* start Input *

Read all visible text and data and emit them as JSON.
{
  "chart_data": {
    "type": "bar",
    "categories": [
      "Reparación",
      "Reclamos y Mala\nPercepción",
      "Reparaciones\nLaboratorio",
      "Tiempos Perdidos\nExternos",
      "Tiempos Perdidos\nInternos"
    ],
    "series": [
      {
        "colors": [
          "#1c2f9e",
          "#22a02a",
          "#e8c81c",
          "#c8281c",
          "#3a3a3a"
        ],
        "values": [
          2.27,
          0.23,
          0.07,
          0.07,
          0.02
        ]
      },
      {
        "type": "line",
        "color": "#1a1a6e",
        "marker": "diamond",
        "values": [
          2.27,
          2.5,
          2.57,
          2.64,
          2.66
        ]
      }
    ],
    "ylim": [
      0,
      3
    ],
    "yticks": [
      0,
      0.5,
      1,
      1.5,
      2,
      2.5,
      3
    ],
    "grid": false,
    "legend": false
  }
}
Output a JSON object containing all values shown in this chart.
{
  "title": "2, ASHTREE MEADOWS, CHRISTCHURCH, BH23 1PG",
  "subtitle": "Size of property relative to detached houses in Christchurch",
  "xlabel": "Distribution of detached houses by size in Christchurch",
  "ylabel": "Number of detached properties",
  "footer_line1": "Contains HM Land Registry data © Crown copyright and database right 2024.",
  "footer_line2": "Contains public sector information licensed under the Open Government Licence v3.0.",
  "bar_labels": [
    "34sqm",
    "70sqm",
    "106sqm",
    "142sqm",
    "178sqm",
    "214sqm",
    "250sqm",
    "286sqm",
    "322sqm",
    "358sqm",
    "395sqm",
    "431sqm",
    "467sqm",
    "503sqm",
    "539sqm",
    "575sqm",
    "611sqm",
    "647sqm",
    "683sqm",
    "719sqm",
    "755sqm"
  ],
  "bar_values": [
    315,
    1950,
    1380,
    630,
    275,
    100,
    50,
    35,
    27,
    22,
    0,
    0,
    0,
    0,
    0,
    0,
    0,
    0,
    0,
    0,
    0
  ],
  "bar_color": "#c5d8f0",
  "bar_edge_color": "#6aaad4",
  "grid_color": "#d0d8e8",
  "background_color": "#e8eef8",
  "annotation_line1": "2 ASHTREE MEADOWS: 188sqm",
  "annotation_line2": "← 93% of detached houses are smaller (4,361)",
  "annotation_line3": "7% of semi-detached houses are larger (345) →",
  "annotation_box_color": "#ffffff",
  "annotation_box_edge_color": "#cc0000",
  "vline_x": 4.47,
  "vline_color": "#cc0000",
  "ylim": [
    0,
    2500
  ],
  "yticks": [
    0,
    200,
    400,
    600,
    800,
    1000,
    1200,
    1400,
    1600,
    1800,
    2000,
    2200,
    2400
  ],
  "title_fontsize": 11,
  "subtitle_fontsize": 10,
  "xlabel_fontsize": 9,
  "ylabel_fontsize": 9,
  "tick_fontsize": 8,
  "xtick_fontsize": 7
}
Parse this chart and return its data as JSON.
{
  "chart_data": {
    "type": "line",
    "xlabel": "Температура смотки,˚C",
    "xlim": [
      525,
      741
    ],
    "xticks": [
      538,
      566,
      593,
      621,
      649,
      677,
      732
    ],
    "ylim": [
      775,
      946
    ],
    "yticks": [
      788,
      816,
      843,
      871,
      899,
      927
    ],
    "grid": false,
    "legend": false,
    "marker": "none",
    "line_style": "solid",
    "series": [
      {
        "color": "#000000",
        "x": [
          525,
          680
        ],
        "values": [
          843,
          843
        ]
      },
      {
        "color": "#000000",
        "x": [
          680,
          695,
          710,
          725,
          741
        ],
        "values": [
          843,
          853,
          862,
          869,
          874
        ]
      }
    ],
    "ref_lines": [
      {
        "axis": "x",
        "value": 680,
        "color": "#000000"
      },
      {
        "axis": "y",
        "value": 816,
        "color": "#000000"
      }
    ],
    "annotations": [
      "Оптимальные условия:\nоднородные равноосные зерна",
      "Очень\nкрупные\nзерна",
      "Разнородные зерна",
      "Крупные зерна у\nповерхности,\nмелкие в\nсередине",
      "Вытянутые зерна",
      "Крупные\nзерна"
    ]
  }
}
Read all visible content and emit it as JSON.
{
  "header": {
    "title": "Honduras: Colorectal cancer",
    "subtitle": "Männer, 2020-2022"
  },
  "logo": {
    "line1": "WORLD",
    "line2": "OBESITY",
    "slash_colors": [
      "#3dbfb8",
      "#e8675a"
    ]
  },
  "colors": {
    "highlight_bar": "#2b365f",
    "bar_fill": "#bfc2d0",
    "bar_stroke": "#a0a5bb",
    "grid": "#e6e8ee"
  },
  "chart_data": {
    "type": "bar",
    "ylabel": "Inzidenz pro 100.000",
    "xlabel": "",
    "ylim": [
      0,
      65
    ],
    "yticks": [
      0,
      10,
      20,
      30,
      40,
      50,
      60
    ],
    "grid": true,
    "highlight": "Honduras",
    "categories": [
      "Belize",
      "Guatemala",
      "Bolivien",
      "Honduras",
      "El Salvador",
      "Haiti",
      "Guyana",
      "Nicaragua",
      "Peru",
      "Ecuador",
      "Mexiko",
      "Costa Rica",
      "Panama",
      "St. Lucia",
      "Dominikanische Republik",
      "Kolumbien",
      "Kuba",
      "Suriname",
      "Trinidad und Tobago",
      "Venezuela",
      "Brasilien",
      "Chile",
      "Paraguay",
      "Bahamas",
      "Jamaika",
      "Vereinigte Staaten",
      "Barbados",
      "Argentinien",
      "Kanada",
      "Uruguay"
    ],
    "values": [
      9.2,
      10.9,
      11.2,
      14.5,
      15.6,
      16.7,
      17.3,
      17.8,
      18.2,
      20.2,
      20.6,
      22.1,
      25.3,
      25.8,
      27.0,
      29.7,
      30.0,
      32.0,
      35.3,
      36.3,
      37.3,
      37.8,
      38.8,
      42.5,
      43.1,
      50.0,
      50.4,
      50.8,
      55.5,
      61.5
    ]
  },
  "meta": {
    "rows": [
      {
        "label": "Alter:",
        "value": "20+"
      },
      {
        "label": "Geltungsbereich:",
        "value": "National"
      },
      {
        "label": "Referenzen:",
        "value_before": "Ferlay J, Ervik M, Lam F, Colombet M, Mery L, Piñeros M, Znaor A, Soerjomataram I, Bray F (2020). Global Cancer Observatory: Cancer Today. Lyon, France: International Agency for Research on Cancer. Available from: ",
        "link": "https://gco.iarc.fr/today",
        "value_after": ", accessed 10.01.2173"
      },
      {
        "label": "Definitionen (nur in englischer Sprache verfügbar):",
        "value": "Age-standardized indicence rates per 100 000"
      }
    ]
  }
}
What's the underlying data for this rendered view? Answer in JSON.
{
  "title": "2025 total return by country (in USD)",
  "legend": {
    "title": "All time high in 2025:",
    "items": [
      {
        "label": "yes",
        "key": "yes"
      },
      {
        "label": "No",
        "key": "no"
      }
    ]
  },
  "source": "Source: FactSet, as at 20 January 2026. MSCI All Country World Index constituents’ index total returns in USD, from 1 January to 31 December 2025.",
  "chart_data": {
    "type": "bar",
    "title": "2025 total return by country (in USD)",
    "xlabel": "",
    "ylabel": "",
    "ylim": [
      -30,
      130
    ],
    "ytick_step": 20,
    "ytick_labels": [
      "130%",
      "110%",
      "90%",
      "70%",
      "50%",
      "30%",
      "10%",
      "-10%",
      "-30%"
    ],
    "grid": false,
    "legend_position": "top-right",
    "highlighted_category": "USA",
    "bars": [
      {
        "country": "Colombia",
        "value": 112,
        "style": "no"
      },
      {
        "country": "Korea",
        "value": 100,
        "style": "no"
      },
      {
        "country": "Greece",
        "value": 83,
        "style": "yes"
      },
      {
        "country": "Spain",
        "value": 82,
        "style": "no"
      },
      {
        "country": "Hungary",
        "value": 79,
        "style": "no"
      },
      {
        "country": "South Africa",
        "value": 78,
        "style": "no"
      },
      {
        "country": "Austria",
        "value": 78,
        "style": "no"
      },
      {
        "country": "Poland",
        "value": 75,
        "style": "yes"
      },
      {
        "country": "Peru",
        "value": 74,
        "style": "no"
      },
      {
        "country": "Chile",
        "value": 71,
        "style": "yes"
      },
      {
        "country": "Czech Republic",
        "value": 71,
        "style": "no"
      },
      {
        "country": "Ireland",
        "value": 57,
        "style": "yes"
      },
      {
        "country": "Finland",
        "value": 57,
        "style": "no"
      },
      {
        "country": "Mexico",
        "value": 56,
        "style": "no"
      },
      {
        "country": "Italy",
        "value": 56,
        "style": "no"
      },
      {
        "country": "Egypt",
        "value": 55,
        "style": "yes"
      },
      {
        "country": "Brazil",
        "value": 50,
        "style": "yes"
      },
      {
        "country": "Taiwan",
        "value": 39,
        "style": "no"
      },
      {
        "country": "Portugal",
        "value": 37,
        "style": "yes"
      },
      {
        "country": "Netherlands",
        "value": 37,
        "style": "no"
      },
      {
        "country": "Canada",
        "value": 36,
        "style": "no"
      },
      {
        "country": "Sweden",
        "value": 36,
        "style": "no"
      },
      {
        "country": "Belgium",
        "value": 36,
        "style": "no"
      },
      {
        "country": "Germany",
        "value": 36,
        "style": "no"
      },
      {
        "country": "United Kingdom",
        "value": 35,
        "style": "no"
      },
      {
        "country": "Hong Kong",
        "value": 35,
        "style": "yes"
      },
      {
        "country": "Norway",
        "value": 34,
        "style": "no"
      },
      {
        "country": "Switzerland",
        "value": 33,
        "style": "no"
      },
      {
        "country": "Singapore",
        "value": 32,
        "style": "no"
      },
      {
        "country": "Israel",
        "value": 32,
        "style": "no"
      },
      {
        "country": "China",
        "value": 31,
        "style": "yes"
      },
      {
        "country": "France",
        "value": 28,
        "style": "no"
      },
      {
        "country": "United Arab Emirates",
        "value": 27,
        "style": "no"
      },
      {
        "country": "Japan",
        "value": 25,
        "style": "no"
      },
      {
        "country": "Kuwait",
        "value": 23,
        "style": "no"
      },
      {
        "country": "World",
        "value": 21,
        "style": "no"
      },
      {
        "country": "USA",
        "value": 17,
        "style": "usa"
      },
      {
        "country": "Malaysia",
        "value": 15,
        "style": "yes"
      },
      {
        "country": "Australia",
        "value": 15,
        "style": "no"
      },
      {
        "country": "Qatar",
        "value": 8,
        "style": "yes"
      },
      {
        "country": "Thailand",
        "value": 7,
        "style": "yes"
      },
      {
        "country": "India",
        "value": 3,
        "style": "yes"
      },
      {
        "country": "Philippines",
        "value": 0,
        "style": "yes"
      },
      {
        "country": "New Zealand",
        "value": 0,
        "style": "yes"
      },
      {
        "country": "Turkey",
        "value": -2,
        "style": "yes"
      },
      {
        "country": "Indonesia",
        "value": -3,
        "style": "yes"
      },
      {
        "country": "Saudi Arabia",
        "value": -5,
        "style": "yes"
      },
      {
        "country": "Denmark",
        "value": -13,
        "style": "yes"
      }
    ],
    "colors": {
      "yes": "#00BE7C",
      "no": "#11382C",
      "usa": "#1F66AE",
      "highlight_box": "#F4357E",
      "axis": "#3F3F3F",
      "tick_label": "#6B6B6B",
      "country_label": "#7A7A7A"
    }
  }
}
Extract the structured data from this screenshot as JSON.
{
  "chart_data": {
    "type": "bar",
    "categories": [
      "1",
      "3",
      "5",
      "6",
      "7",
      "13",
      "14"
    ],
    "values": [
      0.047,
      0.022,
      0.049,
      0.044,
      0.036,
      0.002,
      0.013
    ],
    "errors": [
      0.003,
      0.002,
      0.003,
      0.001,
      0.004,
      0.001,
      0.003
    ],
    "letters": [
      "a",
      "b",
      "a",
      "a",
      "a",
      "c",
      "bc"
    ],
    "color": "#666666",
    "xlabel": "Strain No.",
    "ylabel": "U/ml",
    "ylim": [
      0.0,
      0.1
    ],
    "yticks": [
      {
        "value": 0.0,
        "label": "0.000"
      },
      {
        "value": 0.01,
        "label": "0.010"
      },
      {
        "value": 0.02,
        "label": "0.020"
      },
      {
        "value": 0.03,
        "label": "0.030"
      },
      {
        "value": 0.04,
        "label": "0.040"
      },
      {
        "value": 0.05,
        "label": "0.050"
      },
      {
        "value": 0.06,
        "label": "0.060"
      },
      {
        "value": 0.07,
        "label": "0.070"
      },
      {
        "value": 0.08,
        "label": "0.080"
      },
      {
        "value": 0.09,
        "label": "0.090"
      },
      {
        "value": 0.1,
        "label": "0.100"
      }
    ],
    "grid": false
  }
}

* end Input *

Task brief:
Which lines contain "ASHTREE"? Copy each of them out.

Exercise result:
  "title": "2, ASHTREE MEADOWS, CHRISTCHURCH, BH23 1PG",
  "annotation_line1": "2 ASHTREE MEADOWS: 188sqm",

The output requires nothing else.